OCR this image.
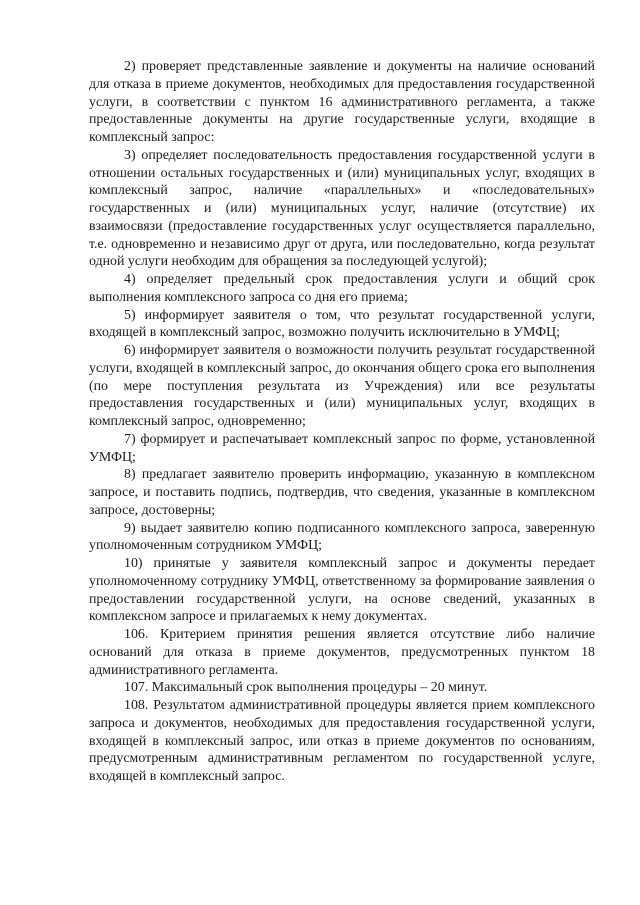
2) проверяет представленные заявление и документы на наличие оснований для отказа в приеме документов, необходимых для предоставления государственной услуги, в соответствии с пунктом 16 административного регламента, а также предоставленные документы на другие государственные услуги, входящие в комплексный запрос:

3) определяет последовательность предоставления государственной услуги в отношении остальных государственных и (или) муниципальных услуг, входящих в комплексный запрос, наличие «параллельных» и «последовательных» государственных и (или) муниципальных услуг, наличие (отсутствие) их взаимосвязи (предоставление государственных услуг осуществляется параллельно, т.е. одновременно и независимо друг от друга, или последовательно, когда результат одной услуги необходим для обращения за последующей услугой);

4) определяет предельный срок предоставления услуги и общий срок выполнения комплексного запроса со дня его приема;

5) информирует заявителя о том, что результат государственной услуги, входящей в комплексный запрос, возможно получить исключительно в УМФЦ;

6) информирует заявителя о возможности получить результат государственной услуги, входящей в комплексный запрос, до окончания общего срока его выполнения (по мере поступления результата из Учреждения) или все результаты предоставления государственных и (или) муниципальных услуг, входящих в комплексный запрос, одновременно;

7) формирует и распечатывает комплексный запрос по форме, установленной УМФЦ;

8) предлагает заявителю проверить информацию, указанную в комплексном запросе, и поставить подпись, подтвердив, что сведения, указанные в комплексном запросе, достоверны;

9) выдает заявителю копию подписанного комплексного запроса, заверенную уполномоченным сотрудником УМФЦ;

10) принятые у заявителя комплексный запрос и документы передает уполномоченному сотруднику УМФЦ, ответственному за формирование заявления о предоставлении государственной услуги, на основе сведений, указанных в комплексном запросе и прилагаемых к нему документах.

106. Критерием принятия решения является отсутствие либо наличие оснований для отказа в приеме документов, предусмотренных пунктом 18 административного регламента.

107. Максимальный срок выполнения процедуры – 20 минут.

108. Результатом административной процедуры является прием комплексного запроса и документов, необходимых для предоставления государственной услуги, входящей в комплексный запрос, или отказ в приеме документов по основаниям, предусмотренным административным регламентом по государственной услуге, входящей в комплексный запрос.
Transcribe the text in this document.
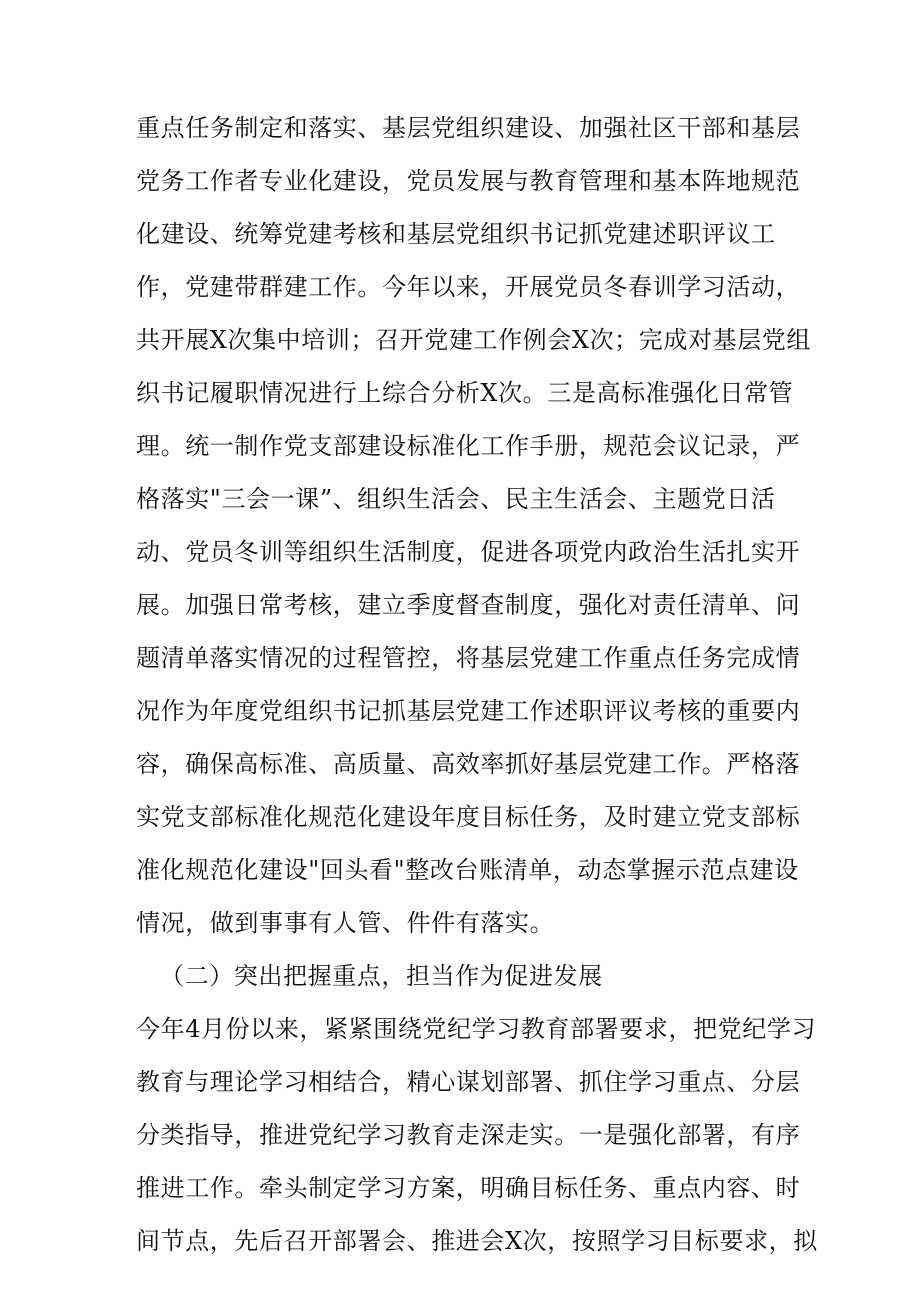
重点任务制定和落实、基层党组织建设、加强社区干部和基层
党务工作者专业化建设，党员发展与教育管理和基本阵地规范
化建设、统筹党建考核和基层党组织书记抓党建述职评议工
作，党建带群建工作。今年以来，开展党员冬春训学习活动，
共开展X次集中培训；召开党建工作例会X次；完成对基层党组
织书记履职情况进行上综合分析X次。三是高标准强化日常管
理。统一制作党支部建设标准化工作手册，规范会议记录，严
格落实"三会一课”、组织生活会、民主生活会、主题党日活
动、党员冬训等组织生活制度，促进各项党内政治生活扎实开
展。加强日常考核，建立季度督查制度，强化对责任清单、问
题清单落实情况的过程管控，将基层党建工作重点任务完成情
况作为年度党组织书记抓基层党建工作述职评议考核的重要内
容，确保高标准、高质量、高效率抓好基层党建工作。严格落
实党支部标准化规范化建设年度目标任务，及时建立党支部标
准化规范化建设"回头看"整改台账清单，动态掌握示范点建设
情况，做到事事有人管、件件有落实。
（二）突出把握重点，担当作为促进发展
今年4月份以来，紧紧围绕党纪学习教育部署要求，把党纪学习
教育与理论学习相结合，精心谋划部署、抓住学习重点、分层
分类指导，推进党纪学习教育走深走实。一是强化部署，有序
推进工作。牵头制定学习方案，明确目标任务、重点内容、时
间节点，先后召开部署会、推进会X次，按照学习目标要求，拟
■ ■ ■
AIM: Beginning at the line that contains "Transcribe the text in this document.", give the remaining lines of the records again exactly, through the last one. Leave out pictures.

RESPONSE TO THIS TASK:
Transcribe the text in this document.
重点任务制定和落实、基层党组织建设、加强社区干部和基层
党务工作者专业化建设，党员发展与教育管理和基本阵地规范
化建设、统筹党建考核和基层党组织书记抓党建述职评议工
作，党建带群建工作。今年以来，开展党员冬春训学习活动，
共开展X次集中培训；召开党建工作例会X次；完成对基层党组
织书记履职情况进行上综合分析X次。三是高标准强化日常管
理。统一制作党支部建设标准化工作手册，规范会议记录，严
格落实"三会一课”、组织生活会、民主生活会、主题党日活
动、党员冬训等组织生活制度，促进各项党内政治生活扎实开
展。加强日常考核，建立季度督查制度，强化对责任清单、问
题清单落实情况的过程管控，将基层党建工作重点任务完成情
况作为年度党组织书记抓基层党建工作述职评议考核的重要内
容，确保高标准、高质量、高效率抓好基层党建工作。严格落
实党支部标准化规范化建设年度目标任务，及时建立党支部标
准化规范化建设"回头看"整改台账清单，动态掌握示范点建设
情况，做到事事有人管、件件有落实。
（二）突出把握重点，担当作为促进发展
今年4月份以来，紧紧围绕党纪学习教育部署要求，把党纪学习
教育与理论学习相结合，精心谋划部署、抓住学习重点、分层
分类指导，推进党纪学习教育走深走实。一是强化部署，有序
推进工作。牵头制定学习方案，明确目标任务、重点内容、时
间节点，先后召开部署会、推进会X次，按照学习目标要求，拟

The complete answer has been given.